-- Data entries --
----

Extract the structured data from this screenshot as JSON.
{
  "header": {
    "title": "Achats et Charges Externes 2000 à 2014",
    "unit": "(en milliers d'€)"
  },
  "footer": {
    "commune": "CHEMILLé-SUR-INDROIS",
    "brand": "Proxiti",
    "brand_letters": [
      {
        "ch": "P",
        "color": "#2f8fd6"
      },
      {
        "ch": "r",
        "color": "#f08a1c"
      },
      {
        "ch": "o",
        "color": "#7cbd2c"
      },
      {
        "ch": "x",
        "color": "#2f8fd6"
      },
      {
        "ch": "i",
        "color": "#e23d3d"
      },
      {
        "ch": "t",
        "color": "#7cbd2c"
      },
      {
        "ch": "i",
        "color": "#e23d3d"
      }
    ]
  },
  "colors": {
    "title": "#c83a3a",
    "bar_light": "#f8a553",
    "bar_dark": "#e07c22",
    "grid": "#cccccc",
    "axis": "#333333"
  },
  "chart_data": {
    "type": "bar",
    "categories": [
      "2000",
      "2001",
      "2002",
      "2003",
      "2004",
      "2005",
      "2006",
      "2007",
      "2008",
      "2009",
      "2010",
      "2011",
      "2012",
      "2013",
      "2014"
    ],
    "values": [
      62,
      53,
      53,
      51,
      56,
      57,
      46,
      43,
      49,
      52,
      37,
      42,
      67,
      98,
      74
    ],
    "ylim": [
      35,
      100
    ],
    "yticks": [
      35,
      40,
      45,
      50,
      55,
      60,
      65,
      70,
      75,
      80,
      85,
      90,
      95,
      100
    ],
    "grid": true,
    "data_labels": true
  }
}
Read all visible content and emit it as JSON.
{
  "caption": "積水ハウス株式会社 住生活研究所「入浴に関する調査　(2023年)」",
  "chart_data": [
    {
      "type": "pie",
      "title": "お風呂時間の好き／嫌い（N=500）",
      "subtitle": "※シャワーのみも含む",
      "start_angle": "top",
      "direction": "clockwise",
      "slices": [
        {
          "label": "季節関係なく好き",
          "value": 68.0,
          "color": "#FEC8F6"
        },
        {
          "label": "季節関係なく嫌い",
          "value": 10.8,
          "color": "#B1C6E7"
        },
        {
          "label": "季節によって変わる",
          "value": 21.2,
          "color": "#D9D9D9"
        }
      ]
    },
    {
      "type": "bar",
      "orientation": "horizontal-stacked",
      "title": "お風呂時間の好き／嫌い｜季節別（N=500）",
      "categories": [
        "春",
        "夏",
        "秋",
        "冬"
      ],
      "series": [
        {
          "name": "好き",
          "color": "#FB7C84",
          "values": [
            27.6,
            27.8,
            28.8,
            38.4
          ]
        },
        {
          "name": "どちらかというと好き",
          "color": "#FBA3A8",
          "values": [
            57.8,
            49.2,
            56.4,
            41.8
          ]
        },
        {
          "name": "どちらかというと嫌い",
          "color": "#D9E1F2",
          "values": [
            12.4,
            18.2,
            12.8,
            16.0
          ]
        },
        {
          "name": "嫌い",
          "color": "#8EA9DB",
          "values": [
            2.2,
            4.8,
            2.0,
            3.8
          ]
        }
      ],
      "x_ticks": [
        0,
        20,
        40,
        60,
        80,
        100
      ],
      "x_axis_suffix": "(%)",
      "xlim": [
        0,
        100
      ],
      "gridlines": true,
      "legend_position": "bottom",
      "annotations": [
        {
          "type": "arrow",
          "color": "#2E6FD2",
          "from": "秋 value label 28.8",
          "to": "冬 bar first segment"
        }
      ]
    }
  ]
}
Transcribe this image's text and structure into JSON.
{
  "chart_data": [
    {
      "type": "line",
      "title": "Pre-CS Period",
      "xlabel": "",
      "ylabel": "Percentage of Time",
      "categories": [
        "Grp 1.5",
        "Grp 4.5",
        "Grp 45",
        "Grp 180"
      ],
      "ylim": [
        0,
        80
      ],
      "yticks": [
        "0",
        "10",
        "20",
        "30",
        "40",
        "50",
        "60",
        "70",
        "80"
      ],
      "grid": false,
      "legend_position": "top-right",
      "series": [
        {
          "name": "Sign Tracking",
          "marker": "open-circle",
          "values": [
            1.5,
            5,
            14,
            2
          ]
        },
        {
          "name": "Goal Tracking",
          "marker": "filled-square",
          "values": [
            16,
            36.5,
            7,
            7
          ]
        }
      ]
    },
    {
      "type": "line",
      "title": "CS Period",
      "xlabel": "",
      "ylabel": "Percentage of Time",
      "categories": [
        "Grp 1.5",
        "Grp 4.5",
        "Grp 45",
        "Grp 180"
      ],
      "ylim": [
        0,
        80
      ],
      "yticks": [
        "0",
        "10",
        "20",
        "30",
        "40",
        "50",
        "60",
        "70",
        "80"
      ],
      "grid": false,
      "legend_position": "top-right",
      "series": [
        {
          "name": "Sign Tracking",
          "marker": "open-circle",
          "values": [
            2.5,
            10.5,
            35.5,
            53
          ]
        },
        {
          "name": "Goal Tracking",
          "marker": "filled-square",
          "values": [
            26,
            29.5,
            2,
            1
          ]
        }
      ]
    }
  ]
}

----

-- Problem statement --
Give back the lines of the listing from the one with "Transcribe this image's" through the end, both included, exactly as written and with nothing added.

-- Correct result --
Transcribe this image's text and structure into JSON.
{
  "chart_data": [
    {
      "type": "line",
      "title": "Pre-CS Period",
      "xlabel": "",
      "ylabel": "Percentage of Time",
      "categories": [
        "Grp 1.5",
        "Grp 4.5",
        "Grp 45",
        "Grp 180"
      ],
      "ylim": [
        0,
        80
      ],
      "yticks": [
        "0",
        "10",
        "20",
        "30",
        "40",
        "50",
        "60",
        "70",
        "80"
      ],
      "grid": false,
      "legend_position": "top-right",
      "series": [
        {
          "name": "Sign Tracking",
          "marker": "open-circle",
          "values": [
            1.5,
            5,
            14,
            2
          ]
        },
        {
          "name": "Goal Tracking",
          "marker": "filled-square",
          "values": [
            16,
            36.5,
            7,
            7
          ]
        }
      ]
    },
    {
      "type": "line",
      "title": "CS Period",
      "xlabel": "",
      "ylabel": "Percentage of Time",
      "categories": [
        "Grp 1.5",
        "Grp 4.5",
        "Grp 45",
        "Grp 180"
      ],
      "ylim": [
        0,
        80
      ],
      "yticks": [
        "0",
        "10",
        "20",
        "30",
        "40",
        "50",
        "60",
        "70",
        "80"
      ],
      "grid": false,
      "legend_position": "top-right",
      "series": [
        {
          "name": "Sign Tracking",
          "marker": "open-circle",
          "values": [
            2.5,
            10.5,
            35.5,
            53
          ]
        },
        {
          "name": "Goal Tracking",
          "marker": "filled-square",
          "values": [
            26,
            29.5,
            2,
            1
          ]
        }
      ]
    }
  ]
}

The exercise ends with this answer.